> [Information shown]:
====

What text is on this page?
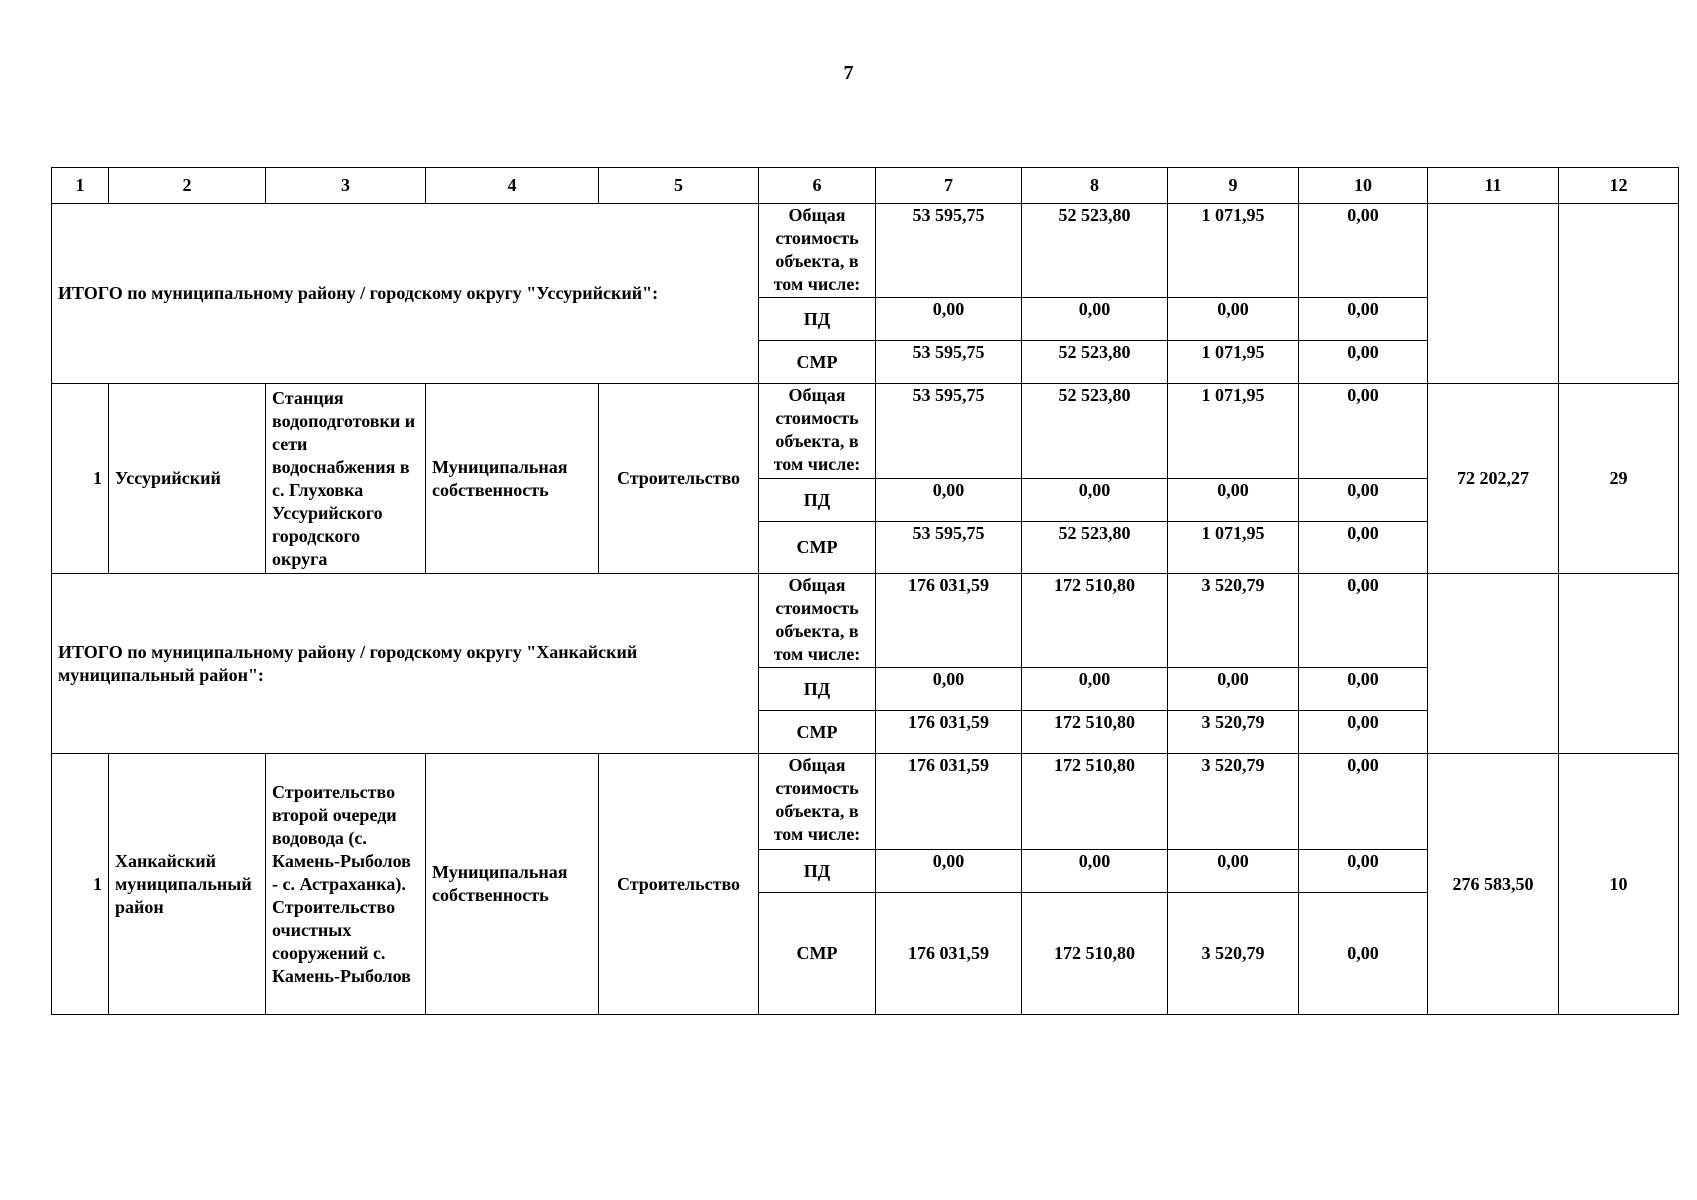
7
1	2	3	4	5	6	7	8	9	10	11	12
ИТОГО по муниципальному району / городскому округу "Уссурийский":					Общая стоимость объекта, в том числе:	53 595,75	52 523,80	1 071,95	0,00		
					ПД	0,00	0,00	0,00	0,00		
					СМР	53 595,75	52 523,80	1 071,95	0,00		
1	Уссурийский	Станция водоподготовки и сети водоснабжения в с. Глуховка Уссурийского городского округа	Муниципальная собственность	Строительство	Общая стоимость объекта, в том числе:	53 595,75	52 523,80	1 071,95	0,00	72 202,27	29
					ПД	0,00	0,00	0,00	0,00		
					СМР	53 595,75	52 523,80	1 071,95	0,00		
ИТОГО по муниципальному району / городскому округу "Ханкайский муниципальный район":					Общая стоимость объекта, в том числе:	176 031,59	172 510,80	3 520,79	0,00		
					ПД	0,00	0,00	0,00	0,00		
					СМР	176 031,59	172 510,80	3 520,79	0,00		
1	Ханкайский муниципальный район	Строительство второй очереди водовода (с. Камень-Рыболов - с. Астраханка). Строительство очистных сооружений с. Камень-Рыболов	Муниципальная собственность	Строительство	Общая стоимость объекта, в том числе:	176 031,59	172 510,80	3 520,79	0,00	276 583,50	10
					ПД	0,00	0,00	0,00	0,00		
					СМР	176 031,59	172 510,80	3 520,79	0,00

====

Reproduce the entries above without change, omitting all pictures.

What text is on this page?
7
1	2	3	4	5	6	7	8	9	10	11	12
ИТОГО по муниципальному району / городскому округу "Уссурийский":					Общая стоимость объекта, в том числе:	53 595,75	52 523,80	1 071,95	0,00		
					ПД	0,00	0,00	0,00	0,00		
					СМР	53 595,75	52 523,80	1 071,95	0,00		
1	Уссурийский	Станция водоподготовки и сети водоснабжения в с. Глуховка Уссурийского городского округа	Муниципальная собственность	Строительство	Общая стоимость объекта, в том числе:	53 595,75	52 523,80	1 071,95	0,00	72 202,27	29
					ПД	0,00	0,00	0,00	0,00		
					СМР	53 595,75	52 523,80	1 071,95	0,00		
ИТОГО по муниципальному району / городскому округу "Ханкайский муниципальный район":					Общая стоимость объекта, в том числе:	176 031,59	172 510,80	3 520,79	0,00		
					ПД	0,00	0,00	0,00	0,00		
					СМР	176 031,59	172 510,80	3 520,79	0,00		
1	Ханкайский муниципальный район	Строительство второй очереди водовода (с. Камень-Рыболов - с. Астраханка). Строительство очистных сооружений с. Камень-Рыболов	Муниципальная собственность	Строительство	Общая стоимость объекта, в том числе:	176 031,59	172 510,80	3 520,79	0,00	276 583,50	10
					ПД	0,00	0,00	0,00	0,00		
					СМР	176 031,59	172 510,80	3 520,79	0,00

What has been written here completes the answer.